Information shown:
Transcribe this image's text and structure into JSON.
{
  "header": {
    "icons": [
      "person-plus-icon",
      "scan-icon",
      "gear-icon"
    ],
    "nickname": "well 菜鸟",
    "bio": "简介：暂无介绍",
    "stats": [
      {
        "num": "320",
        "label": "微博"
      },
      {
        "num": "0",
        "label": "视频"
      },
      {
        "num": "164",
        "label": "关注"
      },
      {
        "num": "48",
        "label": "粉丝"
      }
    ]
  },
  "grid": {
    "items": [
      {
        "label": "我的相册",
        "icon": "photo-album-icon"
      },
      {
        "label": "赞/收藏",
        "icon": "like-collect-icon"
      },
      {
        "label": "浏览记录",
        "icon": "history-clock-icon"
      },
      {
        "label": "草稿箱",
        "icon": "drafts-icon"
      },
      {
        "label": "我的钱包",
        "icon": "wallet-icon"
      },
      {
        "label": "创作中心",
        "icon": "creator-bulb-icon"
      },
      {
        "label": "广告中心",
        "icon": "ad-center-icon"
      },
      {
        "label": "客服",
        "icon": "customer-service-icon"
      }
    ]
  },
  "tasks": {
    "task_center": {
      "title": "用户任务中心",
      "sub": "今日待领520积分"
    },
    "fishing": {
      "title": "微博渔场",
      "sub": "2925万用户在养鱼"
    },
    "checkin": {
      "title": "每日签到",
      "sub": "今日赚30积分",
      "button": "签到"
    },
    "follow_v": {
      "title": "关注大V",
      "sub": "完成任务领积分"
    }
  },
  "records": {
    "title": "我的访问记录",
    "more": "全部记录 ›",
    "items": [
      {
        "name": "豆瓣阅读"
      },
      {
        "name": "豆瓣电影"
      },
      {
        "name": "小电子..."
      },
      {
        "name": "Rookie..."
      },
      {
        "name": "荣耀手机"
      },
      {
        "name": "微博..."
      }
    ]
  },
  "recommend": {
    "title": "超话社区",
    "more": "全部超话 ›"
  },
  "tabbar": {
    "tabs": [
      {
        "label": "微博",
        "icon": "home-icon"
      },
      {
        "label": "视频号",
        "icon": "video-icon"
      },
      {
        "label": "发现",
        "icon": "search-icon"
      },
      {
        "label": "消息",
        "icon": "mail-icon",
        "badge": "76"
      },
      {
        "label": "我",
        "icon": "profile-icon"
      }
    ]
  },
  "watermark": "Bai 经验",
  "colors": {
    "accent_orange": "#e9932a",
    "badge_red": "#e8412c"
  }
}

---

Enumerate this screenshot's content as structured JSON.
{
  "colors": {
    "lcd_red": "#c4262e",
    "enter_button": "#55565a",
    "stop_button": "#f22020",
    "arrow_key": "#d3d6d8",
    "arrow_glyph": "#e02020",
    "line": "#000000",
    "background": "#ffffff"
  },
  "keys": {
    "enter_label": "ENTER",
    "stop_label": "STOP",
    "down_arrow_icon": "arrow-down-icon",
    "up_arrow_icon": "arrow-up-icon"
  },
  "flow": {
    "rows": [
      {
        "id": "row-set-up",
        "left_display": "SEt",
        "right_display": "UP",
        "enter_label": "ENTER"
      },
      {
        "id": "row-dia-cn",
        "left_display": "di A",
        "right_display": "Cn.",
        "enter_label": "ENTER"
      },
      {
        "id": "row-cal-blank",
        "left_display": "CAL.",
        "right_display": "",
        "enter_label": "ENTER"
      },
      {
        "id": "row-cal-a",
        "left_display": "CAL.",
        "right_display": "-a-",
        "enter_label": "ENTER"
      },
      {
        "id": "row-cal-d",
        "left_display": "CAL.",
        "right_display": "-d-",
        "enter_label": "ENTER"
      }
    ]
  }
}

---

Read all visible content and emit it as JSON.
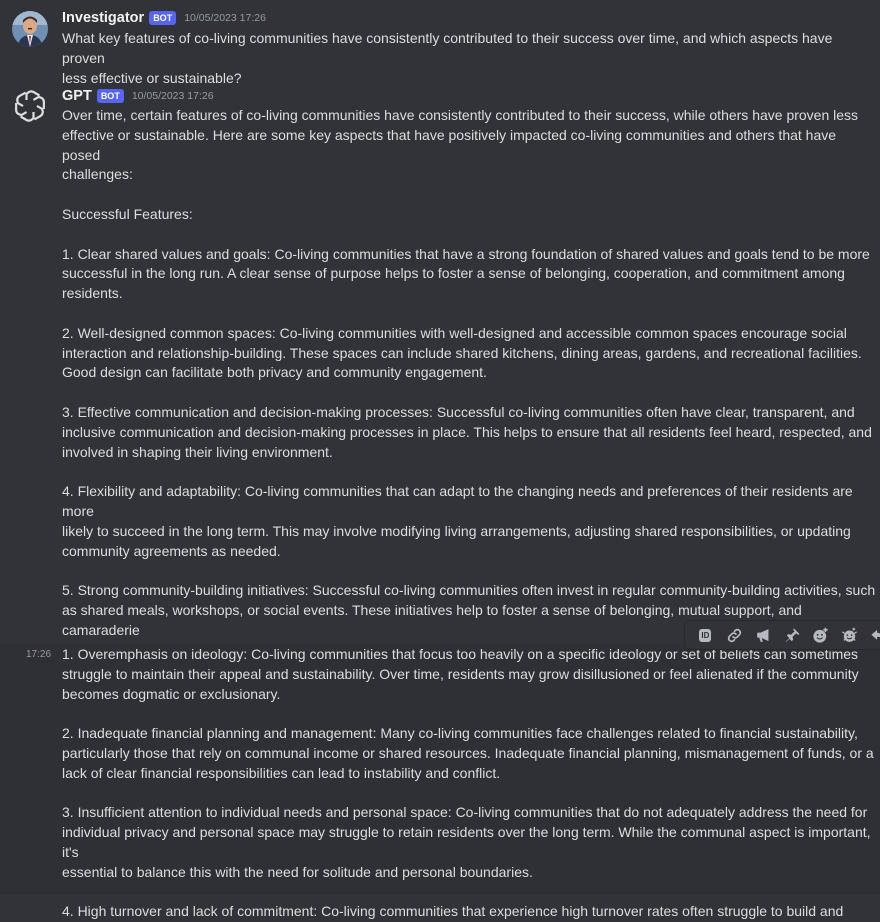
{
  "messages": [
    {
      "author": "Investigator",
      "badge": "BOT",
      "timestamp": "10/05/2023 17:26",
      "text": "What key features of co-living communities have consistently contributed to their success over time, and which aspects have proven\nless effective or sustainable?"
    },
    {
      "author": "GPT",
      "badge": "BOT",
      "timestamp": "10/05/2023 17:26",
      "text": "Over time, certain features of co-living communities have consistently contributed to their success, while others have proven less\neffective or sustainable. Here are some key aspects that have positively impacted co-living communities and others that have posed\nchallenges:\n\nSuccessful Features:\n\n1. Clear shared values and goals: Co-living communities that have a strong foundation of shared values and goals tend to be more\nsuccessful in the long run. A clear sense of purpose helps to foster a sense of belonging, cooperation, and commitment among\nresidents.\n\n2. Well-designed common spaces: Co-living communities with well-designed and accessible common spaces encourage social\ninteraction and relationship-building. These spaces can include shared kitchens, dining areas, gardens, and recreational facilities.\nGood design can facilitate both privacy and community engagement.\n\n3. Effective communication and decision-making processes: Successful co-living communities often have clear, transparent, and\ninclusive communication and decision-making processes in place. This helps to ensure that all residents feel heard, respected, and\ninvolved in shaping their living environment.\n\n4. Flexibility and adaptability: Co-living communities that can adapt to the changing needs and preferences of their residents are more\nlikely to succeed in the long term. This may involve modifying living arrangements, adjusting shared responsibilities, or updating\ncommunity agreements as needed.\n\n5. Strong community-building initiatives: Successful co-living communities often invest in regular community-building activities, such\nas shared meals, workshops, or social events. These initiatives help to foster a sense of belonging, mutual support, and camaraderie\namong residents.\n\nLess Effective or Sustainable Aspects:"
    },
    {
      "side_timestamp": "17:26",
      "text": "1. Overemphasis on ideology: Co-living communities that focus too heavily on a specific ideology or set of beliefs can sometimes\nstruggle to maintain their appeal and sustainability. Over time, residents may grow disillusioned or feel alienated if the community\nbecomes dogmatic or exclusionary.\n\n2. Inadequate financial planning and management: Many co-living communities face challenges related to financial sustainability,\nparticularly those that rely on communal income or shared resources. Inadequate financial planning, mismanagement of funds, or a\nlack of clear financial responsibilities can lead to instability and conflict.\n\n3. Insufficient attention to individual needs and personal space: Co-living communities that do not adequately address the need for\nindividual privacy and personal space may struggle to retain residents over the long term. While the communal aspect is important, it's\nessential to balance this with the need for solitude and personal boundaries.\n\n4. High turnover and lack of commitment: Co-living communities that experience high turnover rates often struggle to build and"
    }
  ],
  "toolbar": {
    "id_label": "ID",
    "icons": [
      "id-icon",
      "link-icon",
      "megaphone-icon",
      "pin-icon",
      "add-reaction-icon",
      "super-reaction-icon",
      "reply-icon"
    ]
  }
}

Problem details: Extract every line of the records above that contains the word "title".

Solution:
      "title": "用户任务中心",
      "title": "微博渔场",
      "title": "每日签到",
      "title": "关注大V",
    "title": "我的访问记录",
    "title": "超话社区",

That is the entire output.